--- START ---

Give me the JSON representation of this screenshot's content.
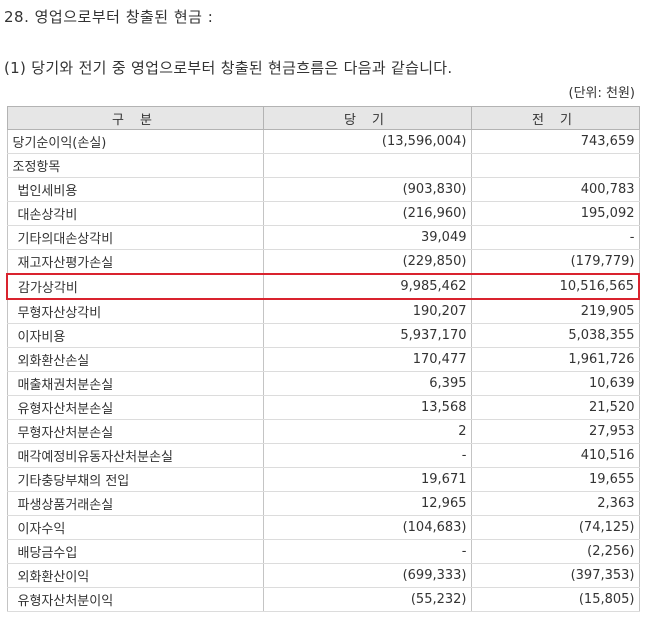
{
  "title": "28. 영업으로부터 창출된 현금 :",
  "subtitle": "(1) 당기와 전기 중 영업으로부터 창출된 현금흐름은 다음과 같습니다.",
  "unit_note": "(단위: 천원)",
  "table": {
    "headers": [
      "구 분",
      "당 기",
      "전 기"
    ],
    "rows": [
      {
        "label": "당기순이익(손실)",
        "current": "(13,596,004)",
        "prior": "743,659",
        "indent": false,
        "highlight": false
      },
      {
        "label": "조정항목",
        "current": "",
        "prior": "",
        "indent": false,
        "highlight": false
      },
      {
        "label": "법인세비용",
        "current": "(903,830)",
        "prior": "400,783",
        "indent": true,
        "highlight": false
      },
      {
        "label": "대손상각비",
        "current": "(216,960)",
        "prior": "195,092",
        "indent": true,
        "highlight": false
      },
      {
        "label": "기타의대손상각비",
        "current": "39,049",
        "prior": "-",
        "indent": true,
        "highlight": false
      },
      {
        "label": "재고자산평가손실",
        "current": "(229,850)",
        "prior": "(179,779)",
        "indent": true,
        "highlight": false
      },
      {
        "label": "감가상각비",
        "current": "9,985,462",
        "prior": "10,516,565",
        "indent": true,
        "highlight": true
      },
      {
        "label": "무형자산상각비",
        "current": "190,207",
        "prior": "219,905",
        "indent": true,
        "highlight": false
      },
      {
        "label": "이자비용",
        "current": "5,937,170",
        "prior": "5,038,355",
        "indent": true,
        "highlight": false
      },
      {
        "label": "외화환산손실",
        "current": "170,477",
        "prior": "1,961,726",
        "indent": true,
        "highlight": false
      },
      {
        "label": "매출채권처분손실",
        "current": "6,395",
        "prior": "10,639",
        "indent": true,
        "highlight": false
      },
      {
        "label": "유형자산처분손실",
        "current": "13,568",
        "prior": "21,520",
        "indent": true,
        "highlight": false
      },
      {
        "label": "무형자산처분손실",
        "current": "2",
        "prior": "27,953",
        "indent": true,
        "highlight": false
      },
      {
        "label": "매각예정비유동자산처분손실",
        "current": "-",
        "prior": "410,516",
        "indent": true,
        "highlight": false
      },
      {
        "label": "기타충당부채의 전입",
        "current": "19,671",
        "prior": "19,655",
        "indent": true,
        "highlight": false
      },
      {
        "label": "파생상품거래손실",
        "current": "12,965",
        "prior": "2,363",
        "indent": true,
        "highlight": false
      },
      {
        "label": "이자수익",
        "current": "(104,683)",
        "prior": "(74,125)",
        "indent": true,
        "highlight": false
      },
      {
        "label": "배당금수입",
        "current": "-",
        "prior": "(2,256)",
        "indent": true,
        "highlight": false
      },
      {
        "label": "외화환산이익",
        "current": "(699,333)",
        "prior": "(397,353)",
        "indent": true,
        "highlight": false
      },
      {
        "label": "유형자산처분이익",
        "current": "(55,232)",
        "prior": "(15,805)",
        "indent": true,
        "highlight": false
      }
    ]
  },
  "colors": {
    "highlight_border": "#d9232e",
    "header_bg": "#e6e6e6"
  }
}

--- END ---

- Instructions to follow -
Reproduce all entries exactly. Pictures do not belong in the copy.

- Completed exercise -
Give me the JSON representation of this screenshot's content.
{
  "title": "28. 영업으로부터 창출된 현금 :",
  "subtitle": "(1) 당기와 전기 중 영업으로부터 창출된 현금흐름은 다음과 같습니다.",
  "unit_note": "(단위: 천원)",
  "table": {
    "headers": [
      "구 분",
      "당 기",
      "전 기"
    ],
    "rows": [
      {
        "label": "당기순이익(손실)",
        "current": "(13,596,004)",
        "prior": "743,659",
        "indent": false,
        "highlight": false
      },
      {
        "label": "조정항목",
        "current": "",
        "prior": "",
        "indent": false,
        "highlight": false
      },
      {
        "label": "법인세비용",
        "current": "(903,830)",
        "prior": "400,783",
        "indent": true,
        "highlight": false
      },
      {
        "label": "대손상각비",
        "current": "(216,960)",
        "prior": "195,092",
        "indent": true,
        "highlight": false
      },
      {
        "label": "기타의대손상각비",
        "current": "39,049",
        "prior": "-",
        "indent": true,
        "highlight": false
      },
      {
        "label": "재고자산평가손실",
        "current": "(229,850)",
        "prior": "(179,779)",
        "indent": true,
        "highlight": false
      },
      {
        "label": "감가상각비",
        "current": "9,985,462",
        "prior": "10,516,565",
        "indent": true,
        "highlight": true
      },
      {
        "label": "무형자산상각비",
        "current": "190,207",
        "prior": "219,905",
        "indent": true,
        "highlight": false
      },
      {
        "label": "이자비용",
        "current": "5,937,170",
        "prior": "5,038,355",
        "indent": true,
        "highlight": false
      },
      {
        "label": "외화환산손실",
        "current": "170,477",
        "prior": "1,961,726",
        "indent": true,
        "highlight": false
      },
      {
        "label": "매출채권처분손실",
        "current": "6,395",
        "prior": "10,639",
        "indent": true,
        "highlight": false
      },
      {
        "label": "유형자산처분손실",
        "current": "13,568",
        "prior": "21,520",
        "indent": true,
        "highlight": false
      },
      {
        "label": "무형자산처분손실",
        "current": "2",
        "prior": "27,953",
        "indent": true,
        "highlight": false
      },
      {
        "label": "매각예정비유동자산처분손실",
        "current": "-",
        "prior": "410,516",
        "indent": true,
        "highlight": false
      },
      {
        "label": "기타충당부채의 전입",
        "current": "19,671",
        "prior": "19,655",
        "indent": true,
        "highlight": false
      },
      {
        "label": "파생상품거래손실",
        "current": "12,965",
        "prior": "2,363",
        "indent": true,
        "highlight": false
      },
      {
        "label": "이자수익",
        "current": "(104,683)",
        "prior": "(74,125)",
        "indent": true,
        "highlight": false
      },
      {
        "label": "배당금수입",
        "current": "-",
        "prior": "(2,256)",
        "indent": true,
        "highlight": false
      },
      {
        "label": "외화환산이익",
        "current": "(699,333)",
        "prior": "(397,353)",
        "indent": true,
        "highlight": false
      },
      {
        "label": "유형자산처분이익",
        "current": "(55,232)",
        "prior": "(15,805)",
        "indent": true,
        "highlight": false
      }
    ]
  },
  "colors": {
    "highlight_border": "#d9232e",
    "header_bg": "#e6e6e6"
  }
}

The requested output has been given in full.